• **What is asked**
Give every line back verbatim, dropping all images.

-------- Given entries

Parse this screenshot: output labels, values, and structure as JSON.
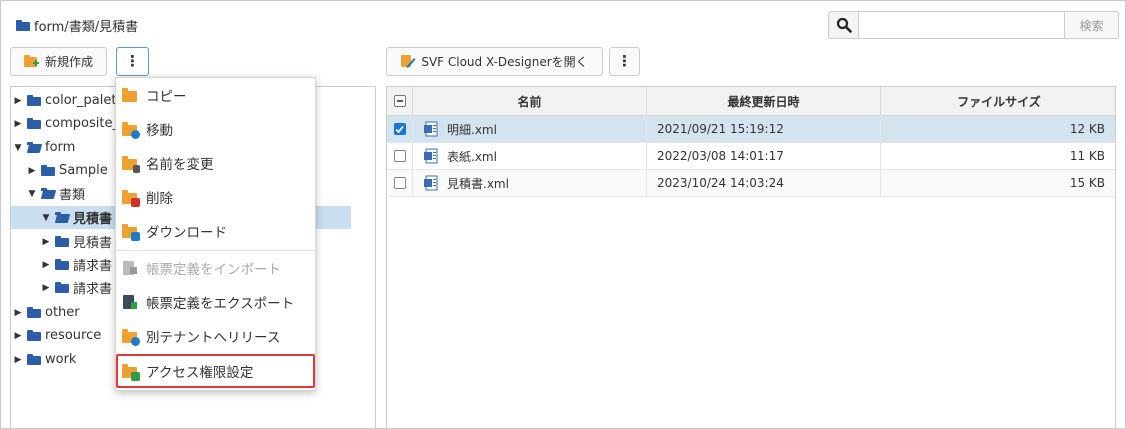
{
  "breadcrumb": "form/書類/見積書",
  "search": {
    "placeholder": "",
    "button_label": "検索"
  },
  "toolbar": {
    "new_label": "新規作成",
    "designer_label": "SVF Cloud X-Designerを開く"
  },
  "tree": {
    "items": [
      {
        "label": "color_palett"
      },
      {
        "label": "composite_"
      },
      {
        "label": "form"
      },
      {
        "label": "Sample"
      },
      {
        "label": "書類"
      },
      {
        "label": "見積書"
      },
      {
        "label": "見積書"
      },
      {
        "label": "請求書"
      },
      {
        "label": "請求書"
      },
      {
        "label": "other"
      },
      {
        "label": "resource"
      },
      {
        "label": "work"
      }
    ]
  },
  "context_menu": {
    "items": [
      {
        "label": "コピー",
        "enabled": true
      },
      {
        "label": "移動",
        "enabled": true
      },
      {
        "label": "名前を変更",
        "enabled": true
      },
      {
        "label": "削除",
        "enabled": true
      },
      {
        "label": "ダウンロード",
        "enabled": true
      },
      {
        "label": "帳票定義をインポート",
        "enabled": false
      },
      {
        "label": "帳票定義をエクスポート",
        "enabled": true
      },
      {
        "label": "別テナントへリリース",
        "enabled": true
      },
      {
        "label": "アクセス権限設定",
        "enabled": true,
        "highlighted": true
      }
    ]
  },
  "table": {
    "headers": [
      "名前",
      "最終更新日時",
      "ファイルサイズ"
    ],
    "rows": [
      {
        "name": "明細.xml",
        "modified": "2021/09/21 15:19:12",
        "size": "12 KB",
        "checked": true
      },
      {
        "name": "表紙.xml",
        "modified": "2022/03/08 14:01:17",
        "size": "11 KB",
        "checked": false
      },
      {
        "name": "見積書.xml",
        "modified": "2023/10/24 14:03:24",
        "size": "15 KB",
        "checked": false
      }
    ]
  },
  "colors": {
    "folder_blue": "#2b5ea7",
    "folder_orange": "#f0a030",
    "selection": "#c9dff0",
    "highlight_border": "#e53935"
  }
}
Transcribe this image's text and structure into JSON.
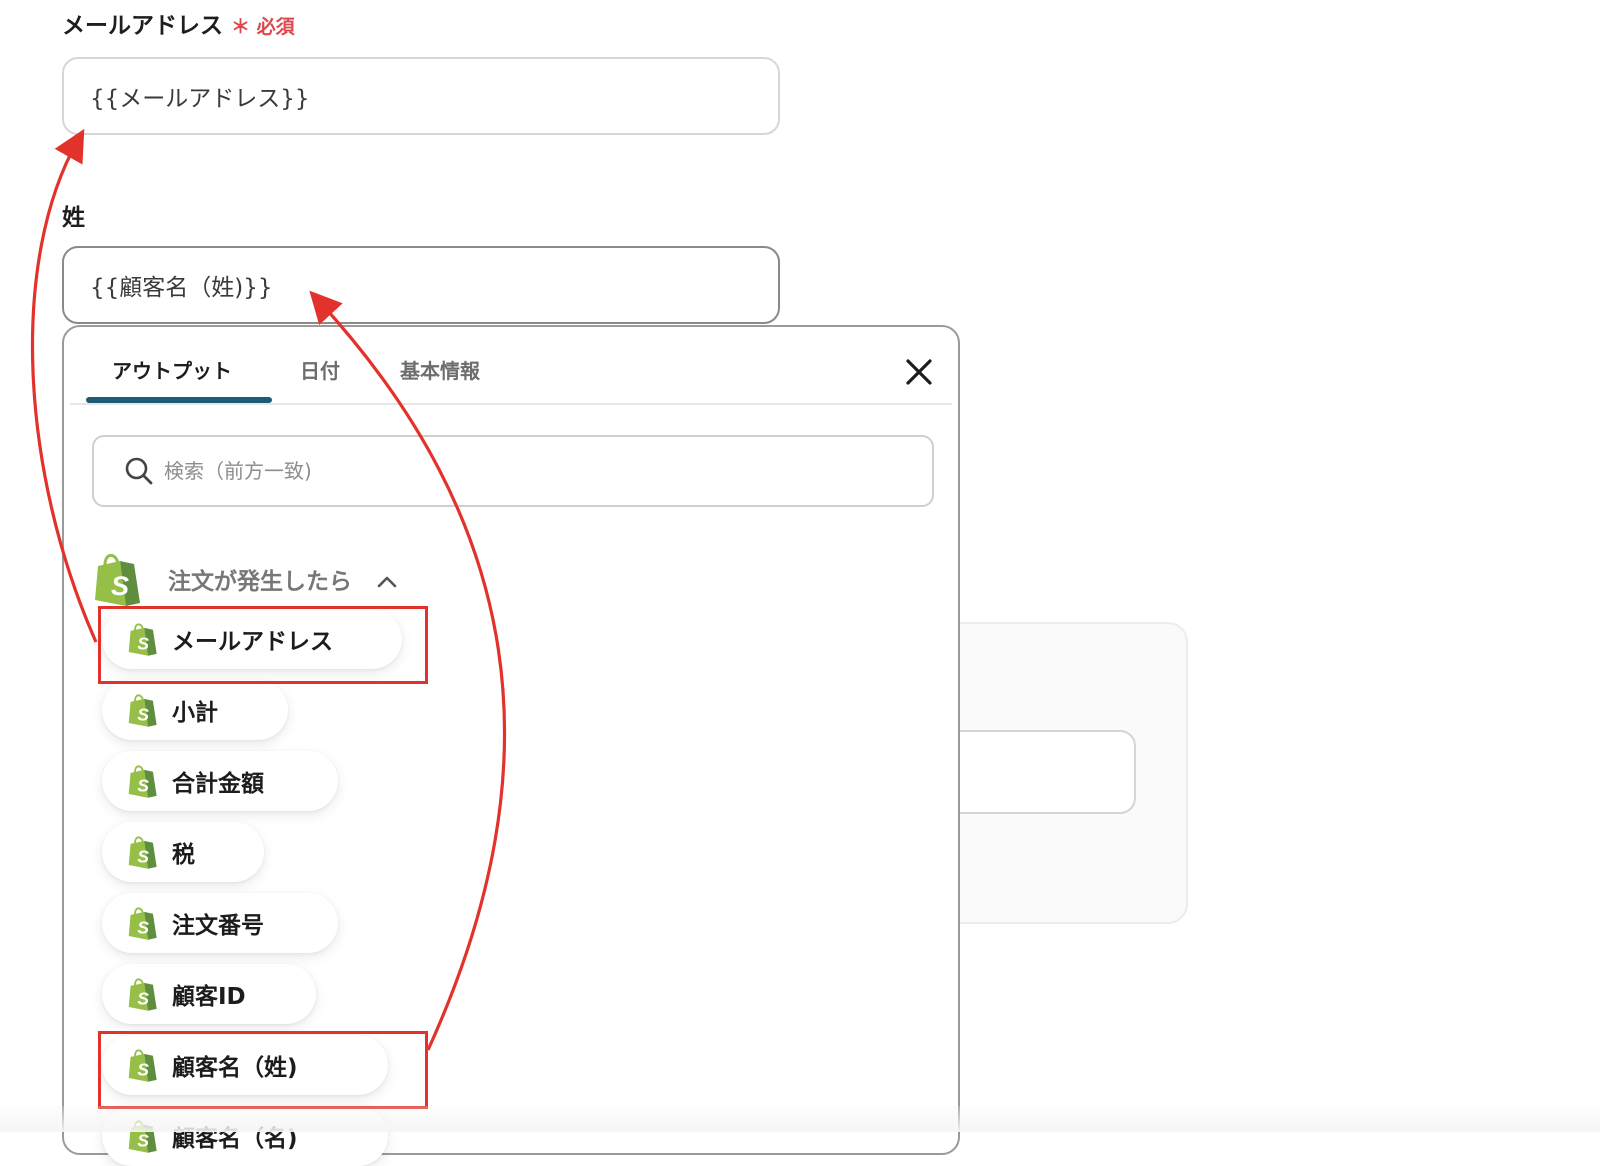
{
  "form": {
    "email": {
      "label": "メールアドレス",
      "required_mark": "＊ 必須",
      "value": "{{メールアドレス}}"
    },
    "last_name": {
      "label": "姓",
      "value": "{{顧客名（姓)}}"
    }
  },
  "panel": {
    "tabs": [
      {
        "label": "アウトプット",
        "active": true
      },
      {
        "label": "日付",
        "active": false
      },
      {
        "label": "基本情報",
        "active": false
      }
    ],
    "search": {
      "placeholder": "検索（前方一致)"
    },
    "group": {
      "title": "注文が発生したら",
      "icon": "shopify-bag-icon",
      "expanded": true
    },
    "items": [
      {
        "label": "メールアドレス",
        "highlighted": true
      },
      {
        "label": "小計",
        "highlighted": false
      },
      {
        "label": "合計金額",
        "highlighted": false
      },
      {
        "label": "税",
        "highlighted": false
      },
      {
        "label": "注文番号",
        "highlighted": false
      },
      {
        "label": "顧客ID",
        "highlighted": false
      },
      {
        "label": "顧客名（姓)",
        "highlighted": true
      },
      {
        "label": "顧客名（名)",
        "highlighted": false
      }
    ]
  },
  "colors": {
    "accent_tab": "#1f5c73",
    "annotation_red": "#e2322b",
    "required_red": "#e0474c",
    "shopify_green_light": "#95bf47",
    "shopify_green_dark": "#5e8e3e"
  }
}
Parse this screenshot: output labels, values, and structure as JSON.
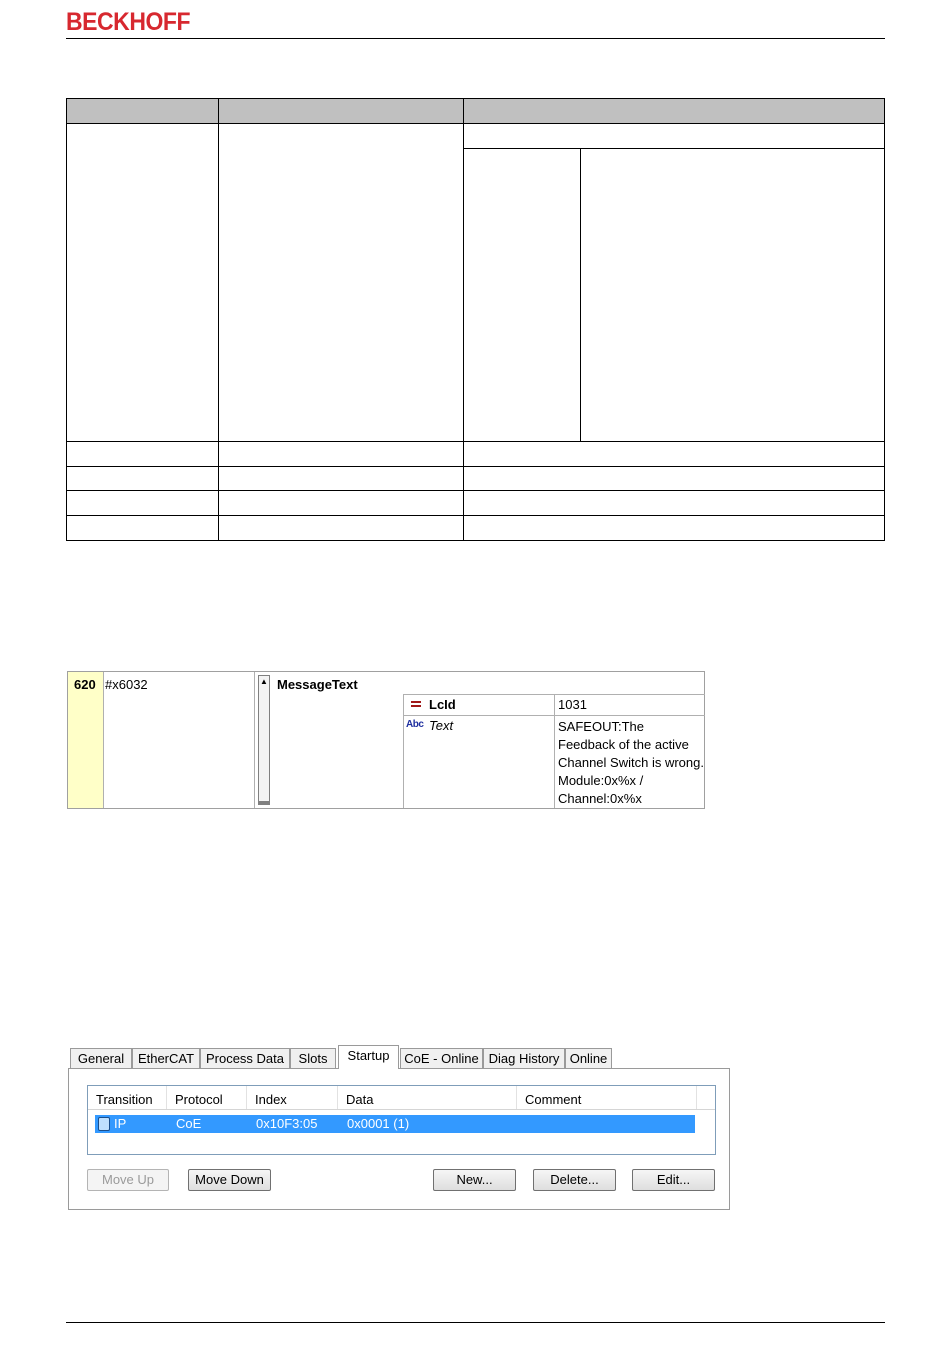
{
  "header": {
    "brand": "BECKHOFF"
  },
  "message_dialog": {
    "number": "620",
    "index": "#x6032",
    "title": "MessageText",
    "rows": [
      {
        "name": "LcId",
        "value": "1031"
      },
      {
        "name": "Text",
        "value": "SAFEOUT:The Feedback of the active Channel Switch is wrong. Module:0x%x / Channel:0x%x"
      }
    ]
  },
  "startup_panel": {
    "tabs": [
      "General",
      "EtherCAT",
      "Process Data",
      "Slots",
      "Startup",
      "CoE - Online",
      "Diag History",
      "Online"
    ],
    "active_tab": "Startup",
    "columns": [
      "Transition",
      "Protocol",
      "Index",
      "Data",
      "Comment"
    ],
    "rows": [
      {
        "transition": "IP",
        "protocol": "CoE",
        "index": "0x10F3:05",
        "data": "0x0001 (1)",
        "comment": ""
      }
    ],
    "buttons": {
      "move_up": "Move Up",
      "move_down": "Move Down",
      "new": "New...",
      "delete": "Delete...",
      "edit": "Edit..."
    }
  },
  "colors": {
    "brand": "#d7282f",
    "selection": "#3399ff",
    "index_highlight": "#ffffc8"
  }
}
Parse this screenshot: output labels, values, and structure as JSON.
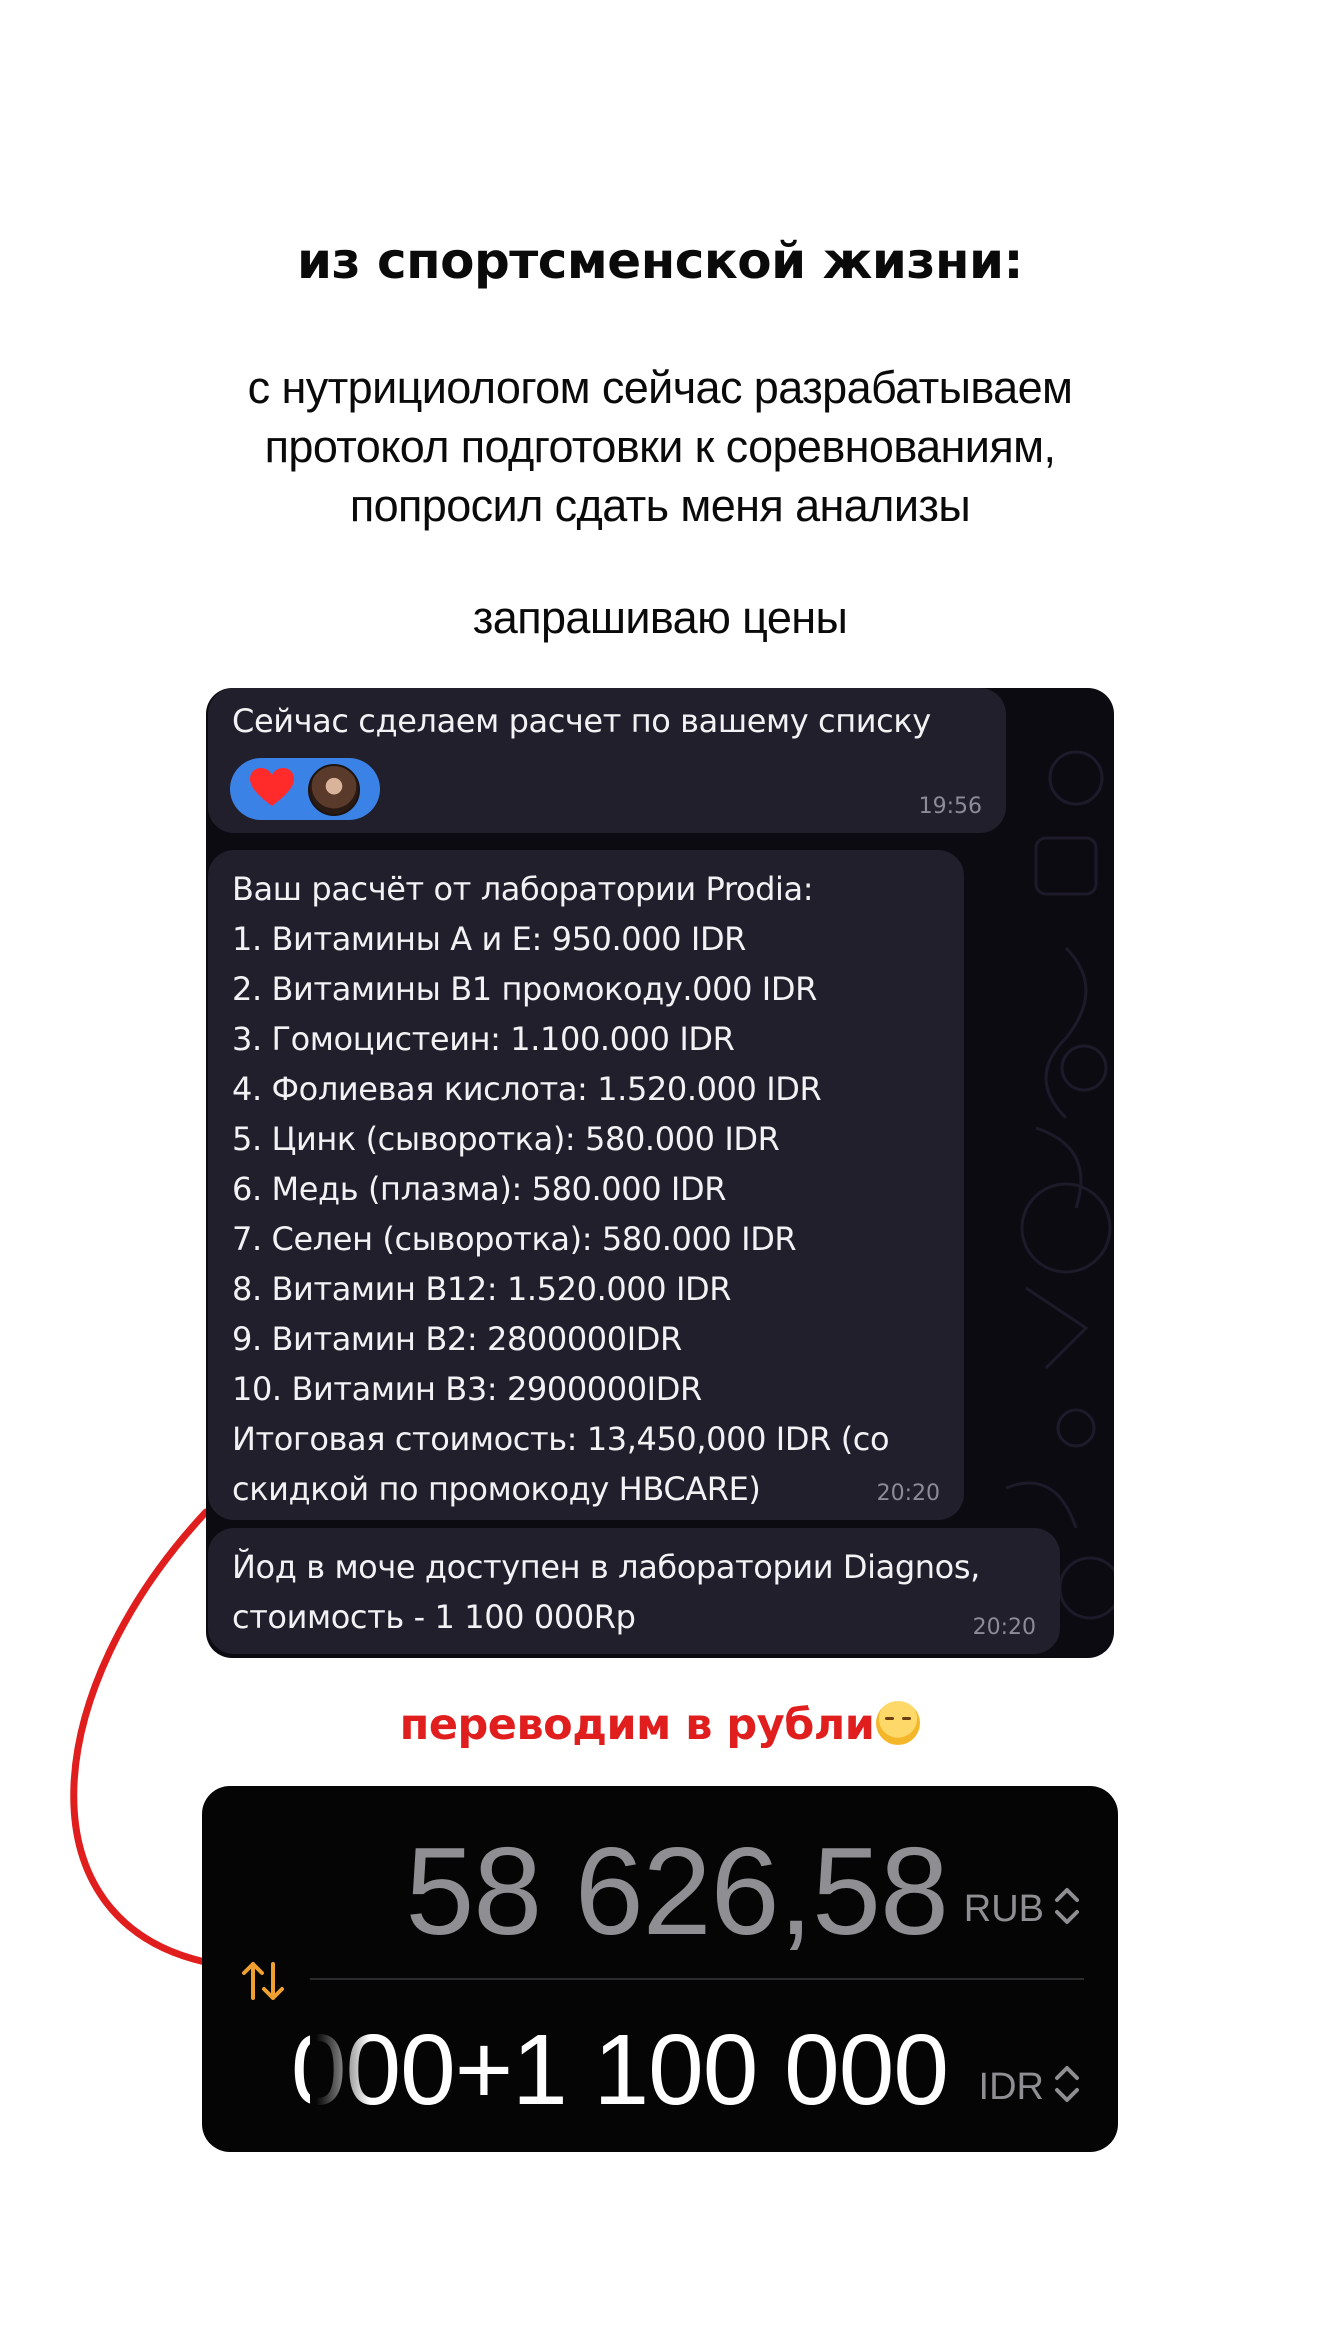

----------------

• **In response**
Parse this screenshot: output labels, values, and structure as JSON.
{
  "breadcrumb": "form/書類/見積書",
  "search": {
    "placeholder": "",
    "button_label": "検索"
  },
  "toolbar": {
    "new_label": "新規作成",
    "designer_label": "SVF Cloud X-Designerを開く"
  },
  "tree": {
    "items": [
      {
        "label": "color_palett"
      },
      {
        "label": "composite_"
      },
      {
        "label": "form"
      },
      {
        "label": "Sample"
      },
      {
        "label": "書類"
      },
      {
        "label": "見積書"
      },
      {
        "label": "見積書"
      },
      {
        "label": "請求書"
      },
      {
        "label": "請求書"
      },
      {
        "label": "other"
      },
      {
        "label": "resource"
      },
      {
        "label": "work"
      }
    ]
  },
  "context_menu": {
    "items": [
      {
        "label": "コピー",
        "enabled": true
      },
      {
        "label": "移動",
        "enabled": true
      },
      {
        "label": "名前を変更",
        "enabled": true
      },
      {
        "label": "削除",
        "enabled": true
      },
      {
        "label": "ダウンロード",
        "enabled": true
      },
      {
        "label": "帳票定義をインポート",
        "enabled": false
      },
      {
        "label": "帳票定義をエクスポート",
        "enabled": true
      },
      {
        "label": "別テナントへリリース",
        "enabled": true
      },
      {
        "label": "アクセス権限設定",
        "enabled": true,
        "highlighted": true
      }
    ]
  },
  "table": {
    "headers": [
      "名前",
      "最終更新日時",
      "ファイルサイズ"
    ],
    "rows": [
      {
        "name": "明細.xml",
        "modified": "2021/09/21 15:19:12",
        "size": "12 KB",
        "checked": true
      },
      {
        "name": "表紙.xml",
        "modified": "2022/03/08 14:01:17",
        "size": "11 KB",
        "checked": false
      },
      {
        "name": "見積書.xml",
        "modified": "2023/10/24 14:03:24",
        "size": "15 KB",
        "checked": false
      }
    ]
  },
  "colors": {
    "folder_blue": "#2b5ea7",
    "folder_orange": "#f0a030",
    "selection": "#c9dff0",
    "highlight_border": "#e53935"
  }
}
Transcribe this image's text and structure into JSON.
{
  "form": {
    "email": {
      "label": "メールアドレス",
      "required_mark": "＊ 必須",
      "value": "{{メールアドレス}}"
    },
    "last_name": {
      "label": "姓",
      "value": "{{顧客名（姓)}}"
    }
  },
  "panel": {
    "tabs": [
      {
        "label": "アウトプット",
        "active": true
      },
      {
        "label": "日付",
        "active": false
      },
      {
        "label": "基本情報",
        "active": false
      }
    ],
    "search": {
      "placeholder": "検索（前方一致)"
    },
    "group": {
      "title": "注文が発生したら",
      "icon": "shopify-bag-icon",
      "expanded": true
    },
    "items": [
      {
        "label": "メールアドレス",
        "highlighted": true
      },
      {
        "label": "小計",
        "highlighted": false
      },
      {
        "label": "合計金額",
        "highlighted": false
      },
      {
        "label": "税",
        "highlighted": false
      },
      {
        "label": "注文番号",
        "highlighted": false
      },
      {
        "label": "顧客ID",
        "highlighted": false
      },
      {
        "label": "顧客名（姓)",
        "highlighted": true
      },
      {
        "label": "顧客名（名)",
        "highlighted": false
      }
    ]
  },
  "colors": {
    "accent_tab": "#1f5c73",
    "annotation_red": "#e2322b",
    "required_red": "#e0474c",
    "shopify_green_light": "#95bf47",
    "shopify_green_dark": "#5e8e3e"
  }
}
Parse this screenshot: output labels, values, and structure as JSON.
{
  "header": {
    "brand": "BECKHOFF"
  },
  "message_dialog": {
    "number": "620",
    "index": "#x6032",
    "title": "MessageText",
    "rows": [
      {
        "name": "LcId",
        "value": "1031"
      },
      {
        "name": "Text",
        "value": "SAFEOUT:The Feedback of the active Channel Switch is wrong. Module:0x%x / Channel:0x%x"
      }
    ]
  },
  "startup_panel": {
    "tabs": [
      "General",
      "EtherCAT",
      "Process Data",
      "Slots",
      "Startup",
      "CoE - Online",
      "Diag History",
      "Online"
    ],
    "active_tab": "Startup",
    "columns": [
      "Transition",
      "Protocol",
      "Index",
      "Data",
      "Comment"
    ],
    "rows": [
      {
        "transition": "IP",
        "protocol": "CoE",
        "index": "0x10F3:05",
        "data": "0x0001 (1)",
        "comment": ""
      }
    ],
    "buttons": {
      "move_up": "Move Up",
      "move_down": "Move Down",
      "new": "New...",
      "delete": "Delete...",
      "edit": "Edit..."
    }
  },
  "colors": {
    "brand": "#d7282f",
    "selection": "#3399ff",
    "index_highlight": "#ffffc8"
  }
}
Parse this screenshot: output labels, values, and structure as JSON.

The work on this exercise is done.